**PROBLEM REQUIREMENTS**:
Copy the following rows word for word.

"""

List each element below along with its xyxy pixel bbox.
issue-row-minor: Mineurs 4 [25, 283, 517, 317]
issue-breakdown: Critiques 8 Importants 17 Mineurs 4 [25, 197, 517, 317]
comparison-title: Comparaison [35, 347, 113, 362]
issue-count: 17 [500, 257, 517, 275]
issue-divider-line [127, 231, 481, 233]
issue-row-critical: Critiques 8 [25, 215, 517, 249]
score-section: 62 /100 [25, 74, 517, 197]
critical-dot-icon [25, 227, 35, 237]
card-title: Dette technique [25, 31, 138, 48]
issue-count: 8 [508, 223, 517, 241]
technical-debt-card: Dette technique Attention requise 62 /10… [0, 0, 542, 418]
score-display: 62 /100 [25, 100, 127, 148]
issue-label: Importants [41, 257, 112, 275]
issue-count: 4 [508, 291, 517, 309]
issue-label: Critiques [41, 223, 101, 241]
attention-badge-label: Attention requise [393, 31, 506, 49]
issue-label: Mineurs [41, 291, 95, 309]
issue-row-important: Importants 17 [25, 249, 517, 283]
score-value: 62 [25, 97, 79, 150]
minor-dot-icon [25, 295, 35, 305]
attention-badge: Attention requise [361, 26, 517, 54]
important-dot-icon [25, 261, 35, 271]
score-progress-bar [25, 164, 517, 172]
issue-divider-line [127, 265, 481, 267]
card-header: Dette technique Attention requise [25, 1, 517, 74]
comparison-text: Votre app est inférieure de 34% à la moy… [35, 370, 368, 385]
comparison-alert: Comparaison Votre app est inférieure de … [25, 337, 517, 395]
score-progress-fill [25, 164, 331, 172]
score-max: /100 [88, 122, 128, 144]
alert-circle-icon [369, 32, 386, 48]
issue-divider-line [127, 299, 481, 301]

"""

**WRITTEN ANSWER**:
List each element below along with its xyxy pixel bbox.
issue-row-minor: Mineurs 4 [25, 283, 517, 317]
issue-breakdown: Critiques 8 Importants 17 Mineurs 4 [25, 197, 517, 317]
comparison-title: Comparaison [35, 347, 113, 362]
issue-count: 17 [500, 257, 517, 275]
issue-divider-line [127, 231, 481, 233]
issue-row-critical: Critiques 8 [25, 215, 517, 249]
score-section: 62 /100 [25, 74, 517, 197]
critical-dot-icon [25, 227, 35, 237]
card-title: Dette technique [25, 31, 138, 48]
issue-count: 8 [508, 223, 517, 241]
technical-debt-card: Dette technique Attention requise 62 /10… [0, 0, 542, 418]
score-display: 62 /100 [25, 100, 127, 148]
issue-label: Importants [41, 257, 112, 275]
issue-count: 4 [508, 291, 517, 309]
issue-label: Critiques [41, 223, 101, 241]
attention-badge-label: Attention requise [393, 31, 506, 49]
issue-label: Mineurs [41, 291, 95, 309]
issue-row-important: Importants 17 [25, 249, 517, 283]
score-value: 62 [25, 97, 79, 150]
minor-dot-icon [25, 295, 35, 305]
attention-badge: Attention requise [361, 26, 517, 54]
important-dot-icon [25, 261, 35, 271]
score-progress-bar [25, 164, 517, 172]
issue-divider-line [127, 265, 481, 267]
card-header: Dette technique Attention requise [25, 1, 517, 74]
comparison-text: Votre app est inférieure de 34% à la moy… [35, 370, 368, 385]
comparison-alert: Comparaison Votre app est inférieure de … [25, 337, 517, 395]
score-progress-fill [25, 164, 331, 172]
score-max: /100 [88, 122, 128, 144]
alert-circle-icon [369, 32, 386, 48]
issue-divider-line [127, 299, 481, 301]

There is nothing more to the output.